Records for the exercise:

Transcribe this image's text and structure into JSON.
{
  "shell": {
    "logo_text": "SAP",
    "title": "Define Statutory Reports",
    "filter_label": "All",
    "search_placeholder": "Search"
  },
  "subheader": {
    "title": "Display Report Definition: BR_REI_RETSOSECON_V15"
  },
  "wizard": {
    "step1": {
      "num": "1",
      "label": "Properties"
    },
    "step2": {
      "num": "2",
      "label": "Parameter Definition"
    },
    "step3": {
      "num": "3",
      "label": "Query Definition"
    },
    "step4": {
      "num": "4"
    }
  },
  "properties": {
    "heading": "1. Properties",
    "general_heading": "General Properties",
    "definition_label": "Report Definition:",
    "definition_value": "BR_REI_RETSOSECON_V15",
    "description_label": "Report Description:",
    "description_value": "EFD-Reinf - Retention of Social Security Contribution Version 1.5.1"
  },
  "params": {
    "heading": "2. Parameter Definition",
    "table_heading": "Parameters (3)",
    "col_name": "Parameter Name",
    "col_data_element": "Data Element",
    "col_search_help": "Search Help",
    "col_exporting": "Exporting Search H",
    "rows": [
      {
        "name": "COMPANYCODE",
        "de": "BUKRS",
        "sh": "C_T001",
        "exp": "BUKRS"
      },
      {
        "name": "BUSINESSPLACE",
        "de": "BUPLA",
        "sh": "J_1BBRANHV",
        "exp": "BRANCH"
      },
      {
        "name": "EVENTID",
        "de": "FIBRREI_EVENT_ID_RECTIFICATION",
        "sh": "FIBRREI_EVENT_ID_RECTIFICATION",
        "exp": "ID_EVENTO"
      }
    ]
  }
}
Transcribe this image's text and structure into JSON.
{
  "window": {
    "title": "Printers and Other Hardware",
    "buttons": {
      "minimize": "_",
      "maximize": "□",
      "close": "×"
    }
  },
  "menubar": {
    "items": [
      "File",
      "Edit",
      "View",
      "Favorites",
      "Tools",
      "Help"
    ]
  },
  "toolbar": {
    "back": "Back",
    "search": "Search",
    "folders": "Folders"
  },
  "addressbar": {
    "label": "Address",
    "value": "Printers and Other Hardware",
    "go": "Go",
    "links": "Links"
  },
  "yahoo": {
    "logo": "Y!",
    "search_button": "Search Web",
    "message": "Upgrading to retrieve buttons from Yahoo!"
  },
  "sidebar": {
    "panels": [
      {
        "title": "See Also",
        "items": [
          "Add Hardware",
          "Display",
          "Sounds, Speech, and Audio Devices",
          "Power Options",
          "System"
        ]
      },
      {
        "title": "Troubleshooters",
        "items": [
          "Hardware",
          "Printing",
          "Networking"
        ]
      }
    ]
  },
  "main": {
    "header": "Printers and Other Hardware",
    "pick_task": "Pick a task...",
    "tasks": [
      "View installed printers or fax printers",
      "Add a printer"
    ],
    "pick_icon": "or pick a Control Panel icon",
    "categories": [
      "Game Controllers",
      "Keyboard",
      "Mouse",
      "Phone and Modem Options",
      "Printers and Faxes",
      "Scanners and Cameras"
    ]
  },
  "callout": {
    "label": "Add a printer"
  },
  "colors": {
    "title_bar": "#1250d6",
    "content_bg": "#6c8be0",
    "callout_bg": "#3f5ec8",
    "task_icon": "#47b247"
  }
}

The task: Say how many lines in the records hold the string "Other", and say nothing else.

Result of the exercise: 3